### Records for processing
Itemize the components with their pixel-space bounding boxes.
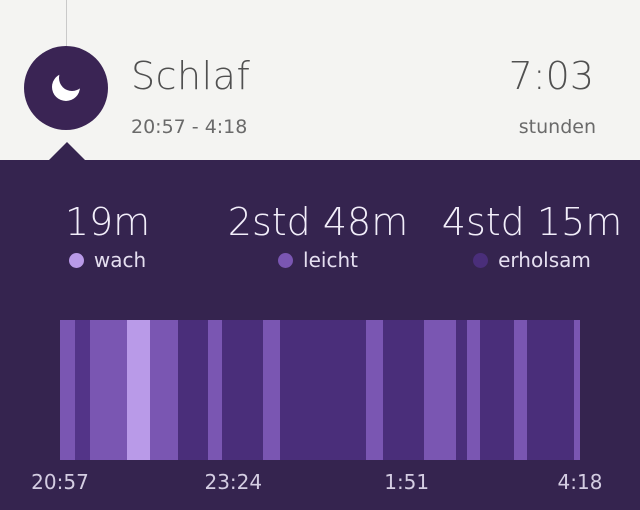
stat-label-text: leicht (303, 248, 358, 272)
sleep-segment-leicht (60, 320, 76, 460)
sleep-segment-leicht (208, 320, 223, 460)
sleep-segment-erholsam (279, 320, 367, 460)
sleep-segment-leicht (513, 320, 528, 460)
sleep-segment-leicht (365, 320, 384, 460)
duration-unit: stunden (518, 116, 596, 138)
stat-erholsam: 4std 15m erholsam (437, 200, 627, 272)
sleep-segment-erholsam (382, 320, 425, 460)
sleep-segment-leicht (424, 320, 457, 460)
stat-value: 4std 15m (441, 200, 623, 244)
x-tick-label: 1:51 (384, 470, 430, 494)
legend-dot-wach (68, 253, 84, 268)
stat-label: erholsam (437, 248, 627, 272)
stat-label-text: wach (93, 248, 147, 272)
legend-dot-erholsam (473, 253, 489, 268)
sleep-segment-erholsam (526, 320, 575, 460)
moon-icon (46, 66, 86, 110)
legend-dot-leicht (278, 253, 294, 268)
stat-label: wach (45, 248, 170, 272)
panel-pointer (48, 142, 86, 161)
stat-wach: 19m wach (45, 200, 170, 272)
page-title: Schlaf (131, 54, 251, 98)
sleep-segment-erholsam (178, 320, 209, 460)
sleep-segment-gap (75, 320, 91, 460)
x-tick-label: 4:18 (557, 470, 603, 494)
stat-value: 19m (64, 200, 151, 244)
stat-label: leicht (218, 248, 418, 272)
sleep-segment-wach (127, 320, 151, 460)
stat-label-text: erholsam (498, 248, 591, 272)
sleep-segment-leicht (90, 320, 128, 460)
x-tick-label: 20:57 (31, 470, 89, 494)
x-tick-label: 23:24 (204, 470, 263, 494)
sleep-avatar[interactable] (24, 46, 108, 130)
sleep-segment-leicht (262, 320, 281, 460)
sleep-segment-erholsam (456, 320, 468, 460)
time-range: 20:57 - 4:18 (131, 116, 248, 138)
stat-value: 2std 48m (227, 200, 409, 244)
sleep-segment-erholsam (480, 320, 515, 460)
sleep-header: Schlaf 20:57 - 4:18 7:03 stunden (0, 0, 640, 160)
sleep-segment-leicht (573, 320, 581, 460)
stat-leicht: 2std 48m leicht (218, 200, 418, 272)
sleep-segment-leicht (467, 320, 481, 460)
sleep-segment-leicht (149, 320, 179, 460)
sleep-stage-chart[interactable] (60, 320, 581, 460)
sleep-segment-erholsam (222, 320, 264, 460)
timeline-line (66, 0, 67, 46)
sleep-duration: 7:03 (508, 54, 594, 98)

### Task to complete
Copy out every line of the entries above word for word, leaving out any pictures.

### The reply
Itemize the components with their pixel-space bounding boxes.
stat-label-text: leicht (303, 248, 358, 272)
sleep-segment-leicht (60, 320, 76, 460)
sleep-segment-leicht (208, 320, 223, 460)
sleep-segment-erholsam (279, 320, 367, 460)
sleep-segment-leicht (513, 320, 528, 460)
sleep-segment-leicht (365, 320, 384, 460)
duration-unit: stunden (518, 116, 596, 138)
stat-erholsam: 4std 15m erholsam (437, 200, 627, 272)
sleep-segment-erholsam (382, 320, 425, 460)
sleep-segment-leicht (424, 320, 457, 460)
stat-value: 4std 15m (441, 200, 623, 244)
x-tick-label: 1:51 (384, 470, 430, 494)
legend-dot-wach (68, 253, 84, 268)
stat-label: erholsam (437, 248, 627, 272)
stat-label-text: wach (93, 248, 147, 272)
legend-dot-erholsam (473, 253, 489, 268)
sleep-segment-erholsam (526, 320, 575, 460)
moon-icon (46, 66, 86, 110)
legend-dot-leicht (278, 253, 294, 268)
stat-label: wach (45, 248, 170, 272)
panel-pointer (48, 142, 86, 161)
stat-wach: 19m wach (45, 200, 170, 272)
page-title: Schlaf (131, 54, 251, 98)
sleep-segment-erholsam (178, 320, 209, 460)
sleep-segment-gap (75, 320, 91, 460)
x-tick-label: 4:18 (557, 470, 603, 494)
stat-value: 19m (64, 200, 151, 244)
stat-label: leicht (218, 248, 418, 272)
sleep-segment-wach (127, 320, 151, 460)
stat-label-text: erholsam (498, 248, 591, 272)
sleep-segment-leicht (90, 320, 128, 460)
x-tick-label: 20:57 (31, 470, 89, 494)
x-tick-label: 23:24 (204, 470, 263, 494)
sleep-avatar[interactable] (24, 46, 108, 130)
sleep-segment-leicht (262, 320, 281, 460)
sleep-segment-erholsam (456, 320, 468, 460)
time-range: 20:57 - 4:18 (131, 116, 248, 138)
stat-value: 2std 48m (227, 200, 409, 244)
sleep-segment-erholsam (480, 320, 515, 460)
sleep-header: Schlaf 20:57 - 4:18 7:03 stunden (0, 0, 640, 160)
sleep-segment-leicht (573, 320, 581, 460)
stat-leicht: 2std 48m leicht (218, 200, 418, 272)
sleep-segment-leicht (467, 320, 481, 460)
sleep-segment-leicht (149, 320, 179, 460)
sleep-stage-chart[interactable] (60, 320, 581, 460)
sleep-segment-erholsam (222, 320, 264, 460)
timeline-line (66, 0, 67, 46)
sleep-duration: 7:03 (508, 54, 594, 98)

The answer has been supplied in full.